Pick out each line containing the string "ABOUT" and copy it.

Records
=====

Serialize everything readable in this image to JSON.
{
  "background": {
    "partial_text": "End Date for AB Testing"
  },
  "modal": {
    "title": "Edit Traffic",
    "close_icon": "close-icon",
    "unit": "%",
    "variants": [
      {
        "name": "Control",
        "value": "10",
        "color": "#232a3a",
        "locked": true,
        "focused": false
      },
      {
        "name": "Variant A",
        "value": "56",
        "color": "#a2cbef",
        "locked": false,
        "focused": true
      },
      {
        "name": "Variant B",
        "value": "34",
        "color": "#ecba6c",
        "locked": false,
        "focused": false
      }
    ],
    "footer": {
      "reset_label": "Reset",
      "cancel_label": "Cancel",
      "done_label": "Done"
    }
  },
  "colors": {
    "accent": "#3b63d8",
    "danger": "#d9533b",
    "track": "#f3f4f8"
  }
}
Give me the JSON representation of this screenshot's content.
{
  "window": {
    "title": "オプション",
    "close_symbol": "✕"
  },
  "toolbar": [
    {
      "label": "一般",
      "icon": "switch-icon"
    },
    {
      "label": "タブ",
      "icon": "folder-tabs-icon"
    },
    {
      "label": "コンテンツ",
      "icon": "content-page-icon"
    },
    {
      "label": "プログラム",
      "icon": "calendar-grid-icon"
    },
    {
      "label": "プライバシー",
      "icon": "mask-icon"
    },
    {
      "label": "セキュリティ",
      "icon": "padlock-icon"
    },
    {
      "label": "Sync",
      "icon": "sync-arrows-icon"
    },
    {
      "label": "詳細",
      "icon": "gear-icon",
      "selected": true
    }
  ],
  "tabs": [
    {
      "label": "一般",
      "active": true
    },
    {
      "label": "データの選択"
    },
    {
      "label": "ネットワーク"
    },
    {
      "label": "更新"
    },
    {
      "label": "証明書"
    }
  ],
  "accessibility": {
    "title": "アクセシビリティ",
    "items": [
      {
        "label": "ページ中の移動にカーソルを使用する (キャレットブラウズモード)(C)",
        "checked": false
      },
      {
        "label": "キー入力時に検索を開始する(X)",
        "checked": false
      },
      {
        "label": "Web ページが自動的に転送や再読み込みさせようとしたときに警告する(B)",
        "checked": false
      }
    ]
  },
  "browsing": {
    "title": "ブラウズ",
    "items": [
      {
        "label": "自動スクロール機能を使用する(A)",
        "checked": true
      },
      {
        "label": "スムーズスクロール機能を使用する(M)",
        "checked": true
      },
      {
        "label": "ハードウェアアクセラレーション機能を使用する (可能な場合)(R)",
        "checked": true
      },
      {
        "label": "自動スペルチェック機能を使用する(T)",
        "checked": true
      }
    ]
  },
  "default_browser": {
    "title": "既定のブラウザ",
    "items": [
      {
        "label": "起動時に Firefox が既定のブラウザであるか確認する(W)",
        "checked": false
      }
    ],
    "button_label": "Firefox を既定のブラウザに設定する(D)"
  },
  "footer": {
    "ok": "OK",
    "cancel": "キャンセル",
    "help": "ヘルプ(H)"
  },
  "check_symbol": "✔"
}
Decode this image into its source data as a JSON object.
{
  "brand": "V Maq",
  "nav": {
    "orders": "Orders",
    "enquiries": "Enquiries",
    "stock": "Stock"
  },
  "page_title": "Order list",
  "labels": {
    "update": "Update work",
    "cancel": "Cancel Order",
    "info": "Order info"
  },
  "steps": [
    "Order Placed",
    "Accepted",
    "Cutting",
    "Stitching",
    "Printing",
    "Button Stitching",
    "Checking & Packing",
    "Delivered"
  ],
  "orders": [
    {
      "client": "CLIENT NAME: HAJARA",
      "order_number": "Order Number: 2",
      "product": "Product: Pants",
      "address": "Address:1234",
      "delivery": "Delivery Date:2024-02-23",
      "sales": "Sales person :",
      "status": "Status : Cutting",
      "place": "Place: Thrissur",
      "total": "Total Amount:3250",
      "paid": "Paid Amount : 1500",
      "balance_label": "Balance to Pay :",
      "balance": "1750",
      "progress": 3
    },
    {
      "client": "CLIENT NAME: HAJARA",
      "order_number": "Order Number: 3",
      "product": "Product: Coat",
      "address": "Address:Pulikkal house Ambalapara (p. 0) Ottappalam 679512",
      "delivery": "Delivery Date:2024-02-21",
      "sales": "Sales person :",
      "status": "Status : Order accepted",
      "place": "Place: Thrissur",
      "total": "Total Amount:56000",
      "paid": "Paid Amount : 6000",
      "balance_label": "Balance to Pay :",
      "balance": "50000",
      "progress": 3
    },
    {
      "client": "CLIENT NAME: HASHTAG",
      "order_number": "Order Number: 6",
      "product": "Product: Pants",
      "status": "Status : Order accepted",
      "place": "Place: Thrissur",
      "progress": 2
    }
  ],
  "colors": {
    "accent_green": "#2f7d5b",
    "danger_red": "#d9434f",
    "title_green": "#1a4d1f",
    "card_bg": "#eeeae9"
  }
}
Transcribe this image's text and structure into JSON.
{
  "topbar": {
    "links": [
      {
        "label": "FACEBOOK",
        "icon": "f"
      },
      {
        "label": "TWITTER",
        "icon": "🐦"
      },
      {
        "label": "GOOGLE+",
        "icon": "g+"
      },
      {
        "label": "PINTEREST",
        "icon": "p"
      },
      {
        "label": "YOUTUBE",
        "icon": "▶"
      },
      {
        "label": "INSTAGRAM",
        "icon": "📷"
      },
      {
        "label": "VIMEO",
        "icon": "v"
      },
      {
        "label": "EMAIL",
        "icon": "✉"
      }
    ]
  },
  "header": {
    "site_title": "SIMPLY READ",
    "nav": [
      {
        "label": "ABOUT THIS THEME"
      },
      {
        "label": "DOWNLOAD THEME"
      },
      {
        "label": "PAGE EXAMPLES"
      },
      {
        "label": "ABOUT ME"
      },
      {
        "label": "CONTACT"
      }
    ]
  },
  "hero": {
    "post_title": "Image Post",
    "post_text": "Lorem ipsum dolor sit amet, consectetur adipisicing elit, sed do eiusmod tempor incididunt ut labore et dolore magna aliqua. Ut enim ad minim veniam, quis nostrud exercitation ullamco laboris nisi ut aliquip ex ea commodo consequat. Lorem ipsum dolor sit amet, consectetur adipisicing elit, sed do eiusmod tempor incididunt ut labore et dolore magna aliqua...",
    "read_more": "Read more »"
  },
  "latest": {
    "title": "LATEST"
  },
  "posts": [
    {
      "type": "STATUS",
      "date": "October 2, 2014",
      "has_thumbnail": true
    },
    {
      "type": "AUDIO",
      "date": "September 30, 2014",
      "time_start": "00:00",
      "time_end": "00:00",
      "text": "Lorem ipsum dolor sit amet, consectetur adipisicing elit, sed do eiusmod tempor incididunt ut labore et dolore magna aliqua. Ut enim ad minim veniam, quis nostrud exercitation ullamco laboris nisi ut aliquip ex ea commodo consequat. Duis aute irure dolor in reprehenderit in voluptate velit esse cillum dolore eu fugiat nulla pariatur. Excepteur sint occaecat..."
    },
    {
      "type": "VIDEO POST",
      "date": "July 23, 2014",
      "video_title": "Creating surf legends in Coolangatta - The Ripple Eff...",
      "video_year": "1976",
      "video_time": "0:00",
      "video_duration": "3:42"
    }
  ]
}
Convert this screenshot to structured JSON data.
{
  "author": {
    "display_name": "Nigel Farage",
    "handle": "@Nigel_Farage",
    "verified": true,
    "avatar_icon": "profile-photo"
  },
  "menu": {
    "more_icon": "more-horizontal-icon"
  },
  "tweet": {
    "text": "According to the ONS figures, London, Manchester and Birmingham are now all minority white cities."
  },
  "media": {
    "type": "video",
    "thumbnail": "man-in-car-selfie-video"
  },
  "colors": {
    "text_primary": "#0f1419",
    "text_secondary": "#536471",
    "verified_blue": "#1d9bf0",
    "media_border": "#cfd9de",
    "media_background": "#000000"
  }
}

=====

Answer to this task ::
        "label": "ABOUT THIS THEME"
        "label": "ABOUT ME"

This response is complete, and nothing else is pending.